→ Task to complete:
Restate, word for word, every line of the data.
►
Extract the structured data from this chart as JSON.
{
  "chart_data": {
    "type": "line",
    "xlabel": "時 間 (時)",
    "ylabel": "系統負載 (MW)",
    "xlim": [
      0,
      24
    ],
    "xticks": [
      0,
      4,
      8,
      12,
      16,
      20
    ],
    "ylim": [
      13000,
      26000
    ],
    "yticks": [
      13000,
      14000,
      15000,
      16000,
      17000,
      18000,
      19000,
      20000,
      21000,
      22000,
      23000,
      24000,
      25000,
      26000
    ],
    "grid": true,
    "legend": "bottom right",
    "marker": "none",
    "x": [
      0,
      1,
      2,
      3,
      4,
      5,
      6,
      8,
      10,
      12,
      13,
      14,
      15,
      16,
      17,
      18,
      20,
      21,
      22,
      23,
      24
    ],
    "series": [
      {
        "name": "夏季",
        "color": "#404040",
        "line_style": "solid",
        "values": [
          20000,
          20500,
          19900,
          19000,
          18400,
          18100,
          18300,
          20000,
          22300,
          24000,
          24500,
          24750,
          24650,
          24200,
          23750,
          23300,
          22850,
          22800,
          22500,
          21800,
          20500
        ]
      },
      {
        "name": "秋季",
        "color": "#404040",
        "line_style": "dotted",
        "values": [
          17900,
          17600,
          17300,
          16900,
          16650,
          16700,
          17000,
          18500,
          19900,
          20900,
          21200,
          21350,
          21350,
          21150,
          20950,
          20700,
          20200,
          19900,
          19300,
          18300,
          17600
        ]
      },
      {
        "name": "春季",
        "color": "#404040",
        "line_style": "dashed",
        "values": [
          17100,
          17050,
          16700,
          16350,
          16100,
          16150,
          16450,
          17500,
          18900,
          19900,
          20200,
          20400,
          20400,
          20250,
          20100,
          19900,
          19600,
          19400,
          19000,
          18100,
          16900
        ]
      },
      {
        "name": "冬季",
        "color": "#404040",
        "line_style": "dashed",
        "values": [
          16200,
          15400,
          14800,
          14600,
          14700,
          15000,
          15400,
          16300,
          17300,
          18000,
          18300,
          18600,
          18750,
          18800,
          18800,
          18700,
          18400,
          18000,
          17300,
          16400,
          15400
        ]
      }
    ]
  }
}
◄
→ Answer to the task:
Extract the structured data from this chart as JSON.
{
  "chart_data": {
    "type": "line",
    "xlabel": "時 間 (時)",
    "ylabel": "系統負載 (MW)",
    "xlim": [
      0,
      24
    ],
    "xticks": [
      0,
      4,
      8,
      12,
      16,
      20
    ],
    "ylim": [
      13000,
      26000
    ],
    "yticks": [
      13000,
      14000,
      15000,
      16000,
      17000,
      18000,
      19000,
      20000,
      21000,
      22000,
      23000,
      24000,
      25000,
      26000
    ],
    "grid": true,
    "legend": "bottom right",
    "marker": "none",
    "x": [
      0,
      1,
      2,
      3,
      4,
      5,
      6,
      8,
      10,
      12,
      13,
      14,
      15,
      16,
      17,
      18,
      20,
      21,
      22,
      23,
      24
    ],
    "series": [
      {
        "name": "夏季",
        "color": "#404040",
        "line_style": "solid",
        "values": [
          20000,
          20500,
          19900,
          19000,
          18400,
          18100,
          18300,
          20000,
          22300,
          24000,
          24500,
          24750,
          24650,
          24200,
          23750,
          23300,
          22850,
          22800,
          22500,
          21800,
          20500
        ]
      },
      {
        "name": "秋季",
        "color": "#404040",
        "line_style": "dotted",
        "values": [
          17900,
          17600,
          17300,
          16900,
          16650,
          16700,
          17000,
          18500,
          19900,
          20900,
          21200,
          21350,
          21350,
          21150,
          20950,
          20700,
          20200,
          19900,
          19300,
          18300,
          17600
        ]
      },
      {
        "name": "春季",
        "color": "#404040",
        "line_style": "dashed",
        "values": [
          17100,
          17050,
          16700,
          16350,
          16100,
          16150,
          16450,
          17500,
          18900,
          19900,
          20200,
          20400,
          20400,
          20250,
          20100,
          19900,
          19600,
          19400,
          19000,
          18100,
          16900
        ]
      },
      {
        "name": "冬季",
        "color": "#404040",
        "line_style": "dashed",
        "values": [
          16200,
          15400,
          14800,
          14600,
          14700,
          15000,
          15400,
          16300,
          17300,
          18000,
          18300,
          18600,
          18750,
          18800,
          18800,
          18700,
          18400,
          18000,
          17300,
          16400,
          15400
        ]
      }
    ]
  }
}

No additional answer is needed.